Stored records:

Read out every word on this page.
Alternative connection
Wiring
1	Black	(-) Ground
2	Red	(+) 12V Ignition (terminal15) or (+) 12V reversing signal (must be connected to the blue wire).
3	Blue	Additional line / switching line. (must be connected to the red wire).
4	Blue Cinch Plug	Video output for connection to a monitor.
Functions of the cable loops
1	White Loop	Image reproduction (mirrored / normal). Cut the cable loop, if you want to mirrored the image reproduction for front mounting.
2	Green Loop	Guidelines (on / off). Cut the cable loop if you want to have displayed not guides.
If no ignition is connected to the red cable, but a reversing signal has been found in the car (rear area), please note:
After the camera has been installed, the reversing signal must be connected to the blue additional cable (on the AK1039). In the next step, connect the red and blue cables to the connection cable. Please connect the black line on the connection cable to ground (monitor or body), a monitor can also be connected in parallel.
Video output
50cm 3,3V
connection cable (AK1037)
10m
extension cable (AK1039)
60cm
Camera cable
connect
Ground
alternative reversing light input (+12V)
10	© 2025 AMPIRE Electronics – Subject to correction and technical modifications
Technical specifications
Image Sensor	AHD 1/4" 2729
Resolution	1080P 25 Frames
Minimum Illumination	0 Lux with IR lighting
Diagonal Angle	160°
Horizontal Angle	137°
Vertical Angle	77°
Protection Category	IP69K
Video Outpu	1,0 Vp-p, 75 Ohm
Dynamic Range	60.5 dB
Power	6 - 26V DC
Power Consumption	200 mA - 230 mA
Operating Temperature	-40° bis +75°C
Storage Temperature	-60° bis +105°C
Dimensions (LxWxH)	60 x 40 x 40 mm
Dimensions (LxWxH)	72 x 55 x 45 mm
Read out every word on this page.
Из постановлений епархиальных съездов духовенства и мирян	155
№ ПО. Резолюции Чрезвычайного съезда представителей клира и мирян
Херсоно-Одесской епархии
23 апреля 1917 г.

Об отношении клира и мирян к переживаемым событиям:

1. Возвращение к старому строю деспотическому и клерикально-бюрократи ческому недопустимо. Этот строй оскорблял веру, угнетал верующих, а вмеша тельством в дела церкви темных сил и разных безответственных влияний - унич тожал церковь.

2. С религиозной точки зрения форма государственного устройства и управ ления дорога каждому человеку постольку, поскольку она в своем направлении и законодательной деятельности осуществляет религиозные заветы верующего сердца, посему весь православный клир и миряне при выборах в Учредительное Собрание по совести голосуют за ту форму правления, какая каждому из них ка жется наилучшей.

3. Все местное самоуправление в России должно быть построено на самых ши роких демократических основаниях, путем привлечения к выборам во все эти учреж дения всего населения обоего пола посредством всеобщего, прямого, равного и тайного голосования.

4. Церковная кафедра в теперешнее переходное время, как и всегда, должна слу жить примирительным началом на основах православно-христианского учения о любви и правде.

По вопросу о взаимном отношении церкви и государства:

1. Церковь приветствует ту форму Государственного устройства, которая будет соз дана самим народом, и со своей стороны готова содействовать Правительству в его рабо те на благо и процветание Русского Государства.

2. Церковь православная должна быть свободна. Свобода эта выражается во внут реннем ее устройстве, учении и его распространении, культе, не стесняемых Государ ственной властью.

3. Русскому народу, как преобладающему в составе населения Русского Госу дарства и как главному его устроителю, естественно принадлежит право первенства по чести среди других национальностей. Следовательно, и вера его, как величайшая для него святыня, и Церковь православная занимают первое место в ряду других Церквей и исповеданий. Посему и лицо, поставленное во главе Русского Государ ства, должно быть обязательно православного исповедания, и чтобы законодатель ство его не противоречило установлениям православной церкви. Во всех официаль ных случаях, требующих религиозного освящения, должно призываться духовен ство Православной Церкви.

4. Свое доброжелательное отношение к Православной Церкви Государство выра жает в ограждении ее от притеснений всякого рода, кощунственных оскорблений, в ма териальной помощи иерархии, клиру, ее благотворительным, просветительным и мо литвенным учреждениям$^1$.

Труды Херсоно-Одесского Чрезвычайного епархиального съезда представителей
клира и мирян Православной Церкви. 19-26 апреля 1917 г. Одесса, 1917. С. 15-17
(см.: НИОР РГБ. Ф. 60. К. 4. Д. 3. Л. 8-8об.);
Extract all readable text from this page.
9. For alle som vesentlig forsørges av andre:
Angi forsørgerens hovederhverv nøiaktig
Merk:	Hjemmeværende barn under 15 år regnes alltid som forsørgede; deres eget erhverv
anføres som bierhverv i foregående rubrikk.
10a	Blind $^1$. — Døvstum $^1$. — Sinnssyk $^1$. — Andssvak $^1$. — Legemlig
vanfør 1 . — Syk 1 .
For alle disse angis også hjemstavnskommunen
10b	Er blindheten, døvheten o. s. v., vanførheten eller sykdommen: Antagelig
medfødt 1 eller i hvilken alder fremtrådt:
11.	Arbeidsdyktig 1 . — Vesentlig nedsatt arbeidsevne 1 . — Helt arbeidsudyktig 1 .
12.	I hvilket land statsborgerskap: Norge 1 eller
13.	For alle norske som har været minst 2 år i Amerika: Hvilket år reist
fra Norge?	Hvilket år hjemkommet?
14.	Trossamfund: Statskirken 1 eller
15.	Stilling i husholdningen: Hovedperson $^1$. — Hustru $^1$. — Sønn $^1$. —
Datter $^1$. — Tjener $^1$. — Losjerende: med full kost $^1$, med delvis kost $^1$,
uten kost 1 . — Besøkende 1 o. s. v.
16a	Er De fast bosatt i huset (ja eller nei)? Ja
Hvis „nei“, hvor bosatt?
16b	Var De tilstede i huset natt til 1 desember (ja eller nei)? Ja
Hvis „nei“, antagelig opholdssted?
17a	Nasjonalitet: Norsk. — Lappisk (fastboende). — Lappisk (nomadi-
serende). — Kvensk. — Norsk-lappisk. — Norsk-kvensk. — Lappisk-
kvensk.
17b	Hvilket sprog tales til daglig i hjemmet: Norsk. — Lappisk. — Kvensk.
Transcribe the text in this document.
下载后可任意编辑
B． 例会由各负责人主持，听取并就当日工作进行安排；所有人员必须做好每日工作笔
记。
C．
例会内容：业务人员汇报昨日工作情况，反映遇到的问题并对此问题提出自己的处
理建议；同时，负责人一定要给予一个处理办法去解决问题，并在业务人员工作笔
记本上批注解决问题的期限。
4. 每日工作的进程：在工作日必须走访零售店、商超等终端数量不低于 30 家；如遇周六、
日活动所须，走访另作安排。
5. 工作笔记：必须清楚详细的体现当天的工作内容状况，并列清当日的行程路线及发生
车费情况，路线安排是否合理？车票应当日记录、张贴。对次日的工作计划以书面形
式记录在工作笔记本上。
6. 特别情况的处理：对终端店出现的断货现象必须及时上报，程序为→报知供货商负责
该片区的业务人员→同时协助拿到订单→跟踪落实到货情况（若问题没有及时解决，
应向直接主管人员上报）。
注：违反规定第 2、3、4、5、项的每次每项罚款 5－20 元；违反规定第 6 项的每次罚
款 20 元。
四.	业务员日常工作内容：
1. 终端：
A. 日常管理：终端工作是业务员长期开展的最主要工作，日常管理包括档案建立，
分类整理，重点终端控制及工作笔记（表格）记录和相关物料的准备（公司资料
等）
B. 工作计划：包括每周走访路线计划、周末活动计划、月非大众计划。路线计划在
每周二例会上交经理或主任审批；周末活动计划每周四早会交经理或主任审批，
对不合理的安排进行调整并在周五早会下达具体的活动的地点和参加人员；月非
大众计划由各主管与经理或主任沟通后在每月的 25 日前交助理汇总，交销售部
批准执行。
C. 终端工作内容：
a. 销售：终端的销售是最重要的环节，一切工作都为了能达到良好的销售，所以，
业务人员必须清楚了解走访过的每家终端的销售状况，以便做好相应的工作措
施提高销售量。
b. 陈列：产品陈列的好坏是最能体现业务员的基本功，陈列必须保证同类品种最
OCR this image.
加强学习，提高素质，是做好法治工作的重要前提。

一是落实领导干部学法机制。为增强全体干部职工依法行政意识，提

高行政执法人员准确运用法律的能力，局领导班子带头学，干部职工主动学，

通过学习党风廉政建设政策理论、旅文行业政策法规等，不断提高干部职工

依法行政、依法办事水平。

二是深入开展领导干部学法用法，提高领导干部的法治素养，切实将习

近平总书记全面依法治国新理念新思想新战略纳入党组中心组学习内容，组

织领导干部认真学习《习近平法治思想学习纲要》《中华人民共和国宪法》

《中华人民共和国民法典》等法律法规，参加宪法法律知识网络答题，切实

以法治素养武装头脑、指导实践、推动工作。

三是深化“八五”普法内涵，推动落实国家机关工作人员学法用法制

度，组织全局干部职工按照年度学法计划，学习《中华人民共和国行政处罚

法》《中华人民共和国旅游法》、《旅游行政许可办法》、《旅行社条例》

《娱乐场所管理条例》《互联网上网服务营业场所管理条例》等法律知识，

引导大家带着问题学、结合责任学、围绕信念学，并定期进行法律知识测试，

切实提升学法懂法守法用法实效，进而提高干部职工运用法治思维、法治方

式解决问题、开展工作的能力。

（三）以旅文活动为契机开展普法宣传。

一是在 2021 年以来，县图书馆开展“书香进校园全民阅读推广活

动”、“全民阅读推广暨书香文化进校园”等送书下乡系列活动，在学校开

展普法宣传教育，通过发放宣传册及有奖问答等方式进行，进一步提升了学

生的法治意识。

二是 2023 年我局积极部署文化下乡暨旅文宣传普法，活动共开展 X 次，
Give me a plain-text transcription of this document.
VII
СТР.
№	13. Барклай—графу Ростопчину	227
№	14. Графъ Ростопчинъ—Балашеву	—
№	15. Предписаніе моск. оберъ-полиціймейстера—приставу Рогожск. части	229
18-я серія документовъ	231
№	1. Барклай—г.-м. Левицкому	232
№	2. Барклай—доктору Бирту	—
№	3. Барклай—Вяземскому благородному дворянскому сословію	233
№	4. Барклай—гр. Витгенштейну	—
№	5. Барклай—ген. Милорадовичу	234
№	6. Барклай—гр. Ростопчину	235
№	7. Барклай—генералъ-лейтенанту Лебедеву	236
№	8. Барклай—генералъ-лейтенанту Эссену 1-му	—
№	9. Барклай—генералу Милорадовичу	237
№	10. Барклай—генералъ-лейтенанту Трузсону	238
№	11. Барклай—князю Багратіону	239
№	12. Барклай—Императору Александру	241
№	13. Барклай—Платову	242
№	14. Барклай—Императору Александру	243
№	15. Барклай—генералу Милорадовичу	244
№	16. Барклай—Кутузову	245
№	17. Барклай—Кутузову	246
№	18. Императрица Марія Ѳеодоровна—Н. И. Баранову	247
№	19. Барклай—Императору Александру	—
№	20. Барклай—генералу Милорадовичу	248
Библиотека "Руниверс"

## What is asked
Read the entries and select each line where the word "Чрезвычайного" is found.

## Solution to this task
№ ПО. Резолюции Чрезвычайного съезда представителей клира и мирян
Труды Херсоно-Одесского Чрезвычайного епархиального съезда представителей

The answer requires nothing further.